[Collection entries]
* Start *

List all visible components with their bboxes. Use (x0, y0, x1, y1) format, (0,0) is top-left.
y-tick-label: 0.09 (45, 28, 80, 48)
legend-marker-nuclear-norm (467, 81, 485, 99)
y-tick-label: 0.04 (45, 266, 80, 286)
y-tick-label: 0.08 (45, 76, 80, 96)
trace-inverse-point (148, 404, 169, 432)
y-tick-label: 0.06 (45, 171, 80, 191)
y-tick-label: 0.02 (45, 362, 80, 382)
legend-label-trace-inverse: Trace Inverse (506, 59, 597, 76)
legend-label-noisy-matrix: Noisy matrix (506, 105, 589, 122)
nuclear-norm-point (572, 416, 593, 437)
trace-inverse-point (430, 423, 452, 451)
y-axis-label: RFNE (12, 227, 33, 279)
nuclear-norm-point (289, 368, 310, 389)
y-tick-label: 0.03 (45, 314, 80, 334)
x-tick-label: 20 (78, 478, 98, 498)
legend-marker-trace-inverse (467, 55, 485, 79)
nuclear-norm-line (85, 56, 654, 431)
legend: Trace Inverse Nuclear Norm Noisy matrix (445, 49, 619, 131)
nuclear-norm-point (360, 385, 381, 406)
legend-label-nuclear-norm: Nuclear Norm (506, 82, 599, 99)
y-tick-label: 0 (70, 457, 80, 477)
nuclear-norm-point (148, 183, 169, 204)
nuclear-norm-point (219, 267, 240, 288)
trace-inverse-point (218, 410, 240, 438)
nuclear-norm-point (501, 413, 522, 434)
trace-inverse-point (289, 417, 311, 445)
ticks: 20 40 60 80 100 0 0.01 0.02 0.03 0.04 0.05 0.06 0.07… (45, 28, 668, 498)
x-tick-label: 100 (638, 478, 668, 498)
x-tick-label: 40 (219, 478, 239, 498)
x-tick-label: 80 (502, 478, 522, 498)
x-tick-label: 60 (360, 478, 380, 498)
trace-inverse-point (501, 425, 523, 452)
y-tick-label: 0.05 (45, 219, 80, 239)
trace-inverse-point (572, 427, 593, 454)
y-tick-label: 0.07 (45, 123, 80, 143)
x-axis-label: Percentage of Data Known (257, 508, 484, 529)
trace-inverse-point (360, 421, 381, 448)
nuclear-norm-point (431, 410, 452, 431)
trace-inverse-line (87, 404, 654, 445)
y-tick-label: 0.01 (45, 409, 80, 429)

* End *

Copy the rows above word for word, covering every one of them.

List all visible components with their bboxes. Use (x0, y0, x1, y1) format, (0,0) is top-left.
y-tick-label: 0.09 (45, 28, 80, 48)
legend-marker-nuclear-norm (467, 81, 485, 99)
y-tick-label: 0.04 (45, 266, 80, 286)
y-tick-label: 0.08 (45, 76, 80, 96)
trace-inverse-point (148, 404, 169, 432)
y-tick-label: 0.06 (45, 171, 80, 191)
y-tick-label: 0.02 (45, 362, 80, 382)
legend-label-trace-inverse: Trace Inverse (506, 59, 597, 76)
legend-label-noisy-matrix: Noisy matrix (506, 105, 589, 122)
nuclear-norm-point (572, 416, 593, 437)
trace-inverse-point (430, 423, 452, 451)
y-axis-label: RFNE (12, 227, 33, 279)
nuclear-norm-point (289, 368, 310, 389)
y-tick-label: 0.03 (45, 314, 80, 334)
x-tick-label: 20 (78, 478, 98, 498)
legend-marker-trace-inverse (467, 55, 485, 79)
nuclear-norm-line (85, 56, 654, 431)
legend: Trace Inverse Nuclear Norm Noisy matrix (445, 49, 619, 131)
nuclear-norm-point (360, 385, 381, 406)
legend-label-nuclear-norm: Nuclear Norm (506, 82, 599, 99)
y-tick-label: 0 (70, 457, 80, 477)
nuclear-norm-point (148, 183, 169, 204)
nuclear-norm-point (219, 267, 240, 288)
trace-inverse-point (218, 410, 240, 438)
nuclear-norm-point (501, 413, 522, 434)
trace-inverse-point (289, 417, 311, 445)
ticks: 20 40 60 80 100 0 0.01 0.02 0.03 0.04 0.05 0.06 0.07… (45, 28, 668, 498)
x-tick-label: 100 (638, 478, 668, 498)
x-tick-label: 40 (219, 478, 239, 498)
x-tick-label: 80 (502, 478, 522, 498)
x-tick-label: 60 (360, 478, 380, 498)
trace-inverse-point (501, 425, 523, 452)
y-tick-label: 0.05 (45, 219, 80, 239)
trace-inverse-point (572, 427, 593, 454)
y-tick-label: 0.07 (45, 123, 80, 143)
x-axis-label: Percentage of Data Known (257, 508, 484, 529)
trace-inverse-point (360, 421, 381, 448)
nuclear-norm-point (431, 410, 452, 431)
trace-inverse-line (87, 404, 654, 445)
y-tick-label: 0.01 (45, 409, 80, 429)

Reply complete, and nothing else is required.